执行任务
请找出线性同余法一文"二 实战"部分中列出完整计算式的全部伪随机数，并写出每个数的计算结果。

练习文本
本文共 1118 字，大约阅读时间需要 3 分钟。

一 点睛

线性同余法是一种使用很广泛的伪随机数生成器算法。然而，它并不能用于密码技术。

算法介绍如下：

假设我们要生成伪随机数列为R0、R1、R2...。首先，我们根据伪随机数的种子，用下列公式计算第一个伪随机数R0

R0=（A*种子+C）mod M

在这里，A、C、M都是常量，且A和C需要小于M

接下来，根据R0用相同的公式计算下一个伪随机数R1

R1=（A*R0+C）mod M

接下来我们再用同样的方法，根据当前的伪随机数Rn来计算下一个伪随机数R（n+1）

R（n+1）=（A*Rn+C）mod M

简而言之，线性同余法就是将当前的伪随机数值乘以A再加上C,然后将除以M得到的余数作为下一个伪随机数。在线性同余法中，最近一次生成的伪随机数的值就是内部状态，伪随机数的种子被用来对内部状态进行初始化。线性同余法的结构如下图：

二 实战

A=3

C=0

M=7

然后将6作为伪随机数的种子，根据线性同余法，生成伪随机数列的过程如下：

R0=（3*6+0）mod 7 =4

R1=（3*4+0）mod 7 =5

R2=（3*5+0）mod 7 =1

R3=（3*1+0）mod 7=3

以此类推，我们可以得到4、5、1、3、2、6、4、5、1、3、2、6...这样的伪随机数列。在这里，数列是以4、5、1、3、2、6的顺序不断循环的，因此周期为6。

所给材料
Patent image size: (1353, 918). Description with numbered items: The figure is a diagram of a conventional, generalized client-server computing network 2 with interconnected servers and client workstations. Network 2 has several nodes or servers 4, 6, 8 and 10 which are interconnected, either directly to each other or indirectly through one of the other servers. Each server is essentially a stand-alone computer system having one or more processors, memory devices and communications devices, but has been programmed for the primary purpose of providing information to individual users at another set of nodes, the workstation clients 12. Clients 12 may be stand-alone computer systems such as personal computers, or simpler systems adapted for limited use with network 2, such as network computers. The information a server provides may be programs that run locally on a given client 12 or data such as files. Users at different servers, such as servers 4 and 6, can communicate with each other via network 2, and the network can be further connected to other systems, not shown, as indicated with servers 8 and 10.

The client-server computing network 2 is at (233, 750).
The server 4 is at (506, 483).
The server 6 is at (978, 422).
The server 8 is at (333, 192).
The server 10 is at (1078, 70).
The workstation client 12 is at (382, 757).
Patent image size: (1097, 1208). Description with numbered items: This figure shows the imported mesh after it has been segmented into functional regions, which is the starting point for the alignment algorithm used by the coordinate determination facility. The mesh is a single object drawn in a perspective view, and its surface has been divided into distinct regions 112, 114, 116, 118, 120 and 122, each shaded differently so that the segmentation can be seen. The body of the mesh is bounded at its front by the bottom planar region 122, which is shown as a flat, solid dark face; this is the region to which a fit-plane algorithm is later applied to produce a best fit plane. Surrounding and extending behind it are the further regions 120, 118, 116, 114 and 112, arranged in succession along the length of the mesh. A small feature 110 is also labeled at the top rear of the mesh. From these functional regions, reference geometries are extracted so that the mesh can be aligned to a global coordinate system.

练习答案
R0 = 4
R1 = 5
R2 = 1
R3 = 3